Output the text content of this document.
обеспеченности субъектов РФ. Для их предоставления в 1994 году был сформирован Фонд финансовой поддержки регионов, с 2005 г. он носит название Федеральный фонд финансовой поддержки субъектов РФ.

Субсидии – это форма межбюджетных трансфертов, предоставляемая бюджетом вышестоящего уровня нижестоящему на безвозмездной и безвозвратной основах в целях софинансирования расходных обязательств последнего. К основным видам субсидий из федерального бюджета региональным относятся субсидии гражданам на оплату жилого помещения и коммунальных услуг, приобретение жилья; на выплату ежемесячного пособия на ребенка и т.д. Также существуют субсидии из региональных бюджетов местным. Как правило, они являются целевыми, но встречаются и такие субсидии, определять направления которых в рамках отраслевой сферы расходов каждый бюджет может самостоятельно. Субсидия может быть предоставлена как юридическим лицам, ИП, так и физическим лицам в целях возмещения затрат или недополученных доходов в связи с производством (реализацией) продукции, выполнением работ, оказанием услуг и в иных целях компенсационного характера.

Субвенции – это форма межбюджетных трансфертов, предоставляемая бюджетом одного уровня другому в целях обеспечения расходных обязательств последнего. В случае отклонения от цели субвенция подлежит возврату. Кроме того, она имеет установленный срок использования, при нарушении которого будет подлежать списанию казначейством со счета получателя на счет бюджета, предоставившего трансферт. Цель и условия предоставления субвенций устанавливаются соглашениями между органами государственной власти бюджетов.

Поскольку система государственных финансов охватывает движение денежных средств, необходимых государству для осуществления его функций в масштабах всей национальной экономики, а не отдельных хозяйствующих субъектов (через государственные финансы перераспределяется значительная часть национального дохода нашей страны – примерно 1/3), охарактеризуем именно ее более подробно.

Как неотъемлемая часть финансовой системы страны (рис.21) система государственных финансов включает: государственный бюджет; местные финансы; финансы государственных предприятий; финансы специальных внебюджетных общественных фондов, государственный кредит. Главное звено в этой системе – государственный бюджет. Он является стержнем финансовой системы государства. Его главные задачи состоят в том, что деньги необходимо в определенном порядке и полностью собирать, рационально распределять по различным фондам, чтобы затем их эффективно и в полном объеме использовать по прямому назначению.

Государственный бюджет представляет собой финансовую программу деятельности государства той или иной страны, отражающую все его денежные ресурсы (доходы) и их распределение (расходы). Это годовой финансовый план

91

*Exercise aim*. Could you quote the material above in full, exactly as it stands?

*Output below*.
Output the text content of this document.
обеспеченности субъектов РФ. Для их предоставления в 1994 году был сформирован Фонд финансовой поддержки регионов, с 2005 г. он носит название Федеральный фонд финансовой поддержки субъектов РФ.

Субсидии – это форма межбюджетных трансфертов, предоставляемая бюджетом вышестоящего уровня нижестоящему на безвозмездной и безвозвратной основах в целях софинансирования расходных обязательств последнего. К основным видам субсидий из федерального бюджета региональным относятся субсидии гражданам на оплату жилого помещения и коммунальных услуг, приобретение жилья; на выплату ежемесячного пособия на ребенка и т.д. Также существуют субсидии из региональных бюджетов местным. Как правило, они являются целевыми, но встречаются и такие субсидии, определять направления которых в рамках отраслевой сферы расходов каждый бюджет может самостоятельно. Субсидия может быть предоставлена как юридическим лицам, ИП, так и физическим лицам в целях возмещения затрат или недополученных доходов в связи с производством (реализацией) продукции, выполнением работ, оказанием услуг и в иных целях компенсационного характера.

Субвенции – это форма межбюджетных трансфертов, предоставляемая бюджетом одного уровня другому в целях обеспечения расходных обязательств последнего. В случае отклонения от цели субвенция подлежит возврату. Кроме того, она имеет установленный срок использования, при нарушении которого будет подлежать списанию казначейством со счета получателя на счет бюджета, предоставившего трансферт. Цель и условия предоставления субвенций устанавливаются соглашениями между органами государственной власти бюджетов.

Поскольку система государственных финансов охватывает движение денежных средств, необходимых государству для осуществления его функций в масштабах всей национальной экономики, а не отдельных хозяйствующих субъектов (через государственные финансы перераспределяется значительная часть национального дохода нашей страны – примерно 1/3), охарактеризуем именно ее более подробно.

Как неотъемлемая часть финансовой системы страны (рис.21) система государственных финансов включает: государственный бюджет; местные финансы; финансы государственных предприятий; финансы специальных внебюджетных общественных фондов, государственный кредит. Главное звено в этой системе – государственный бюджет. Он является стержнем финансовой системы государства. Его главные задачи состоят в том, что деньги необходимо в определенном порядке и полностью собирать, рационально распределять по различным фондам, чтобы затем их эффективно и в полном объеме использовать по прямому назначению.

Государственный бюджет представляет собой финансовую программу деятельности государства той или иной страны, отражающую все его денежные ресурсы (доходы) и их распределение (расходы). Это годовой финансовый план

91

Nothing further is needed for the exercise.